The request
Reproduce the records word for word, starting at the very beginning and ending with the line that contains "dro-z-row[interactable]: Z0 0.0000.000", including that line.

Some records
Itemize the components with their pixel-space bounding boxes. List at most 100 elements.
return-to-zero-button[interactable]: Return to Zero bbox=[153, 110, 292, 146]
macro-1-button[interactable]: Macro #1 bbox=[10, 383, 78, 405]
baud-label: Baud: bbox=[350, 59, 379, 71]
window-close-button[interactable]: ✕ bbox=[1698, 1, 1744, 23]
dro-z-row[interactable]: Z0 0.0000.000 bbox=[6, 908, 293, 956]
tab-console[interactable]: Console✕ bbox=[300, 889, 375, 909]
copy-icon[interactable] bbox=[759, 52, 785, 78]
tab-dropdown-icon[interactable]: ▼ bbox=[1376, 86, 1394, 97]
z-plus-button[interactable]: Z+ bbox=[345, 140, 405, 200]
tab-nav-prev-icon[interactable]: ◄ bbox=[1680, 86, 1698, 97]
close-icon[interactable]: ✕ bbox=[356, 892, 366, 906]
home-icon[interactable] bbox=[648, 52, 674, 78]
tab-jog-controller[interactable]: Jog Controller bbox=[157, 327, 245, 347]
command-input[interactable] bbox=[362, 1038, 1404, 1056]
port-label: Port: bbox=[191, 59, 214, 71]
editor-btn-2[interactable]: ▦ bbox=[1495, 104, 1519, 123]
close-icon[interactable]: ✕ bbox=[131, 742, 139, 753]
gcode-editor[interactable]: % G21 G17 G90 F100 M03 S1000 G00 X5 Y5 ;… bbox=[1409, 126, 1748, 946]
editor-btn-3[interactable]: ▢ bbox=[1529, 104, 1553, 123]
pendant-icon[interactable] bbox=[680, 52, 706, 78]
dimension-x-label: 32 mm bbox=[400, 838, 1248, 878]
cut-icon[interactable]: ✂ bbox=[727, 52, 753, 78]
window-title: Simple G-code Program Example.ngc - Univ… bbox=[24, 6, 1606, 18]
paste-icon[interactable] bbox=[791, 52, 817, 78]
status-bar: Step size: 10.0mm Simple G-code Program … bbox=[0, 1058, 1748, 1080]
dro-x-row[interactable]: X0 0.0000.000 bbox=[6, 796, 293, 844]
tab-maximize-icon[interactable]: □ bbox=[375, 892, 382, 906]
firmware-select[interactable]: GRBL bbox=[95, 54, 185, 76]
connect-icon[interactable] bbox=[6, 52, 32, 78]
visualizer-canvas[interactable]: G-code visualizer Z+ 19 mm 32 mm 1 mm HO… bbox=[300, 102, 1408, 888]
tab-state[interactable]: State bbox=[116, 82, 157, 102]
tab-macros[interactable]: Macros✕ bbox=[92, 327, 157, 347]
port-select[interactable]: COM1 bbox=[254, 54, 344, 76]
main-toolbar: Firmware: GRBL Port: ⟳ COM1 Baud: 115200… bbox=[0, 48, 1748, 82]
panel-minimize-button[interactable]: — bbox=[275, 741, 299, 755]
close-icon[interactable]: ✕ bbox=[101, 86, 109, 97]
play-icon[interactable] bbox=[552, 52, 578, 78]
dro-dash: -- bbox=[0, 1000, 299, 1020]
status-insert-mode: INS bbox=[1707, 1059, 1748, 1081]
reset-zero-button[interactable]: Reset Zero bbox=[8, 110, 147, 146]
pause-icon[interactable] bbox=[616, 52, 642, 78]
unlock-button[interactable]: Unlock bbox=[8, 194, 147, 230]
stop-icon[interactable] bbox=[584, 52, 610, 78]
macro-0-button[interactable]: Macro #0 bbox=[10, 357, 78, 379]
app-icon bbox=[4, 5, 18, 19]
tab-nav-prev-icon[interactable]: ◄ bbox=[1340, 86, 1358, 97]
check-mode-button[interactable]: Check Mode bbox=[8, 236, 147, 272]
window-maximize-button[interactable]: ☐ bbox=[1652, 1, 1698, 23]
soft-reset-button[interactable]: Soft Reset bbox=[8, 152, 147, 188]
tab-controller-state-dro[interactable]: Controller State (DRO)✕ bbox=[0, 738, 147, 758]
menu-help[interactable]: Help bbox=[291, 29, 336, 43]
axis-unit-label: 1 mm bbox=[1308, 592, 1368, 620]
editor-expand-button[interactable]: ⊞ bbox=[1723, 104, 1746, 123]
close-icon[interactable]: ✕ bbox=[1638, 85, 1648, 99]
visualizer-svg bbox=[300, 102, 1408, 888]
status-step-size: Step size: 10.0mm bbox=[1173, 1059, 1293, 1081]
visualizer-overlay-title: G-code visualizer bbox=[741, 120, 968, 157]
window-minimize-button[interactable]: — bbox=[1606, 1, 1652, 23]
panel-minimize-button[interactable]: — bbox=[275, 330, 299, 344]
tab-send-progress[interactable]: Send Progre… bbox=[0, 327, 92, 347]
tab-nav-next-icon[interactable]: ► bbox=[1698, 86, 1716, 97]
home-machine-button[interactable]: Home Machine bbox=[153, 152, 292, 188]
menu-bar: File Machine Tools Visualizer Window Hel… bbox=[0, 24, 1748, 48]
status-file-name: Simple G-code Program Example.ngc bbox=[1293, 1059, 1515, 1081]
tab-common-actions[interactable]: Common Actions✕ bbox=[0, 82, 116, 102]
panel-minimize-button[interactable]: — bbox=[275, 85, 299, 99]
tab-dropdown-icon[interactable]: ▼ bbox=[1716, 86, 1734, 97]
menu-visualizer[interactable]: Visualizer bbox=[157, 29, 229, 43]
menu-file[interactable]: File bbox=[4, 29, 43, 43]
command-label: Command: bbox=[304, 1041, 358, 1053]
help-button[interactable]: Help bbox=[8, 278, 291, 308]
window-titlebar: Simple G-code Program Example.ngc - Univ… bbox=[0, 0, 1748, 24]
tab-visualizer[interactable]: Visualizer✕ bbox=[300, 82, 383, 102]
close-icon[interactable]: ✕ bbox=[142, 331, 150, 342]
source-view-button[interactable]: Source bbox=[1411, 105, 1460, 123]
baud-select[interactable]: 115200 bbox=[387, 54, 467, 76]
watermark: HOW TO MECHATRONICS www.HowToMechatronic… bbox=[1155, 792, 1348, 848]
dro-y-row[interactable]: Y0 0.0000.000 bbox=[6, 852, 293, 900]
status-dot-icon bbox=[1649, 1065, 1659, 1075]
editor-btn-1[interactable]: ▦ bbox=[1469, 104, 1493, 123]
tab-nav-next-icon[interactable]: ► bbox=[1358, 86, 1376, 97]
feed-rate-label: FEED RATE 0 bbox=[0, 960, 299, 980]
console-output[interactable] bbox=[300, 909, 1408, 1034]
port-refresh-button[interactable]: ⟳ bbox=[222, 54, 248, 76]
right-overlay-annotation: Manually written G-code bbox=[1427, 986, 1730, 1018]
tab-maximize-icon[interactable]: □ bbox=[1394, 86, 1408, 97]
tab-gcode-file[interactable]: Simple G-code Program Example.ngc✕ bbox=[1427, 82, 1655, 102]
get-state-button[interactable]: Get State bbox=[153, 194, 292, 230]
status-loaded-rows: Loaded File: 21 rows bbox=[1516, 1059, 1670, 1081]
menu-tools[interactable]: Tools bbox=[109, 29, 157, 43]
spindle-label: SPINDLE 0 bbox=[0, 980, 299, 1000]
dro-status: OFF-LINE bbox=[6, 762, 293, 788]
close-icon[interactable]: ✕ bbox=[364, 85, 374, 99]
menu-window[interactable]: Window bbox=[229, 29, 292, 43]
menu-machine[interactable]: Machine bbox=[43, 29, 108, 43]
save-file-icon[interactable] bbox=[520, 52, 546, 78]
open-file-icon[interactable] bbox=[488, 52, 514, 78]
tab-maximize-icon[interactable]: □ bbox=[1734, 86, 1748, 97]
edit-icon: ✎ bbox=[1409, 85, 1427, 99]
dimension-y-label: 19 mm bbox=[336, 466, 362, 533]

Answer below
Itemize the components with their pixel-space bounding boxes. List at most 100 elements.
return-to-zero-button[interactable]: Return to Zero bbox=[153, 110, 292, 146]
macro-1-button[interactable]: Macro #1 bbox=[10, 383, 78, 405]
baud-label: Baud: bbox=[350, 59, 379, 71]
window-close-button[interactable]: ✕ bbox=[1698, 1, 1744, 23]
dro-z-row[interactable]: Z0 0.0000.000 bbox=[6, 908, 293, 956]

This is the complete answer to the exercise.